▶ _Dataset_:
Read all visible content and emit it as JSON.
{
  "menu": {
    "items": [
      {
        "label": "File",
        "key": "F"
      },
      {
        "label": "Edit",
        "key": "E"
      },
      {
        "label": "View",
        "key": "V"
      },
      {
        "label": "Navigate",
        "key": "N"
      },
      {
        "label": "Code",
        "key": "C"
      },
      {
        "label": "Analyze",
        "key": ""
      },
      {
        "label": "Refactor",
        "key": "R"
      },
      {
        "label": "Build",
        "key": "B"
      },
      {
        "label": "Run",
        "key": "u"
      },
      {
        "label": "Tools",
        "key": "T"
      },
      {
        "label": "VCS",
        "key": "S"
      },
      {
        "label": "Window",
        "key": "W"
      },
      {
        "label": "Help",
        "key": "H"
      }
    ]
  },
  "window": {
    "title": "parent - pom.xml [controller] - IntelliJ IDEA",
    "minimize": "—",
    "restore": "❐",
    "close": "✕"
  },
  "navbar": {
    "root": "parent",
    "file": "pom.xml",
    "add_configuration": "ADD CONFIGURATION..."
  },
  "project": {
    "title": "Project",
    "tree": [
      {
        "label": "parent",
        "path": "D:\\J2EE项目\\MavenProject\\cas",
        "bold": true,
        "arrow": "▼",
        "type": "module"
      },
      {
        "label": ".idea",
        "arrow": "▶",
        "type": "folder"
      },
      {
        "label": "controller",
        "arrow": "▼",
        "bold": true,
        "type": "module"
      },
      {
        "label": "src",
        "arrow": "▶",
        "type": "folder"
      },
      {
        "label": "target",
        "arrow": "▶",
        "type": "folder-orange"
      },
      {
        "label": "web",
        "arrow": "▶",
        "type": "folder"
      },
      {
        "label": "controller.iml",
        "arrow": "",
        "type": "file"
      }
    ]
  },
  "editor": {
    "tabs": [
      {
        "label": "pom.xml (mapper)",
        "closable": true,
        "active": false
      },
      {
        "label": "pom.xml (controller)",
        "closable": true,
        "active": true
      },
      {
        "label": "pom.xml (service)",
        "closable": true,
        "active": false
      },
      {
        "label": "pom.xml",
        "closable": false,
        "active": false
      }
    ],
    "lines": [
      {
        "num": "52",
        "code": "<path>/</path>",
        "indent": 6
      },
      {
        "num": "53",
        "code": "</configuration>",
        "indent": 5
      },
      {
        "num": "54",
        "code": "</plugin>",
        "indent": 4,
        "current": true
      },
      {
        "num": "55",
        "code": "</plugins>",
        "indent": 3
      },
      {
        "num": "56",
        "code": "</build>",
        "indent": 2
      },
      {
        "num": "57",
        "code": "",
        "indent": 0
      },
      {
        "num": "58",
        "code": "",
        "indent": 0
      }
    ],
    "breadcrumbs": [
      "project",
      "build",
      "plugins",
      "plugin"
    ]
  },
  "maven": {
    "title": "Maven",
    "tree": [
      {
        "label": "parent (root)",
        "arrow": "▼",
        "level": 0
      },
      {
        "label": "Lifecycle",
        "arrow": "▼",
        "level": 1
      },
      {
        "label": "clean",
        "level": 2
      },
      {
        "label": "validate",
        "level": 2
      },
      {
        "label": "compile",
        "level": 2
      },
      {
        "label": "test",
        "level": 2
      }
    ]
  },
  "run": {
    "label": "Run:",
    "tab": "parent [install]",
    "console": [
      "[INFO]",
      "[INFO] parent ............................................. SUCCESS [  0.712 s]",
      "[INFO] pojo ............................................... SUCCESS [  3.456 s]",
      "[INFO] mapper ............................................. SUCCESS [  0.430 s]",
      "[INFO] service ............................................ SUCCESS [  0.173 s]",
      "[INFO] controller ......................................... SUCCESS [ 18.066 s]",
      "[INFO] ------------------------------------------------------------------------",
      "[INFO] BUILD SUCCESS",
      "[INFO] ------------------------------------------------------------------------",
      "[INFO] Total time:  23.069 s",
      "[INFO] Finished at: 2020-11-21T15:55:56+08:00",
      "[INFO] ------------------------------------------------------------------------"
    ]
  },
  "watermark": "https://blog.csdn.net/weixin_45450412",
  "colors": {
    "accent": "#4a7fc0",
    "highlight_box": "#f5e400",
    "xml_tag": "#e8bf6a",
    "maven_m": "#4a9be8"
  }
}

▶ _Task prompt_:
Among the entries above, how many lines include the word "path"? Give the number with no comment.

▶ _Output of the task_:
2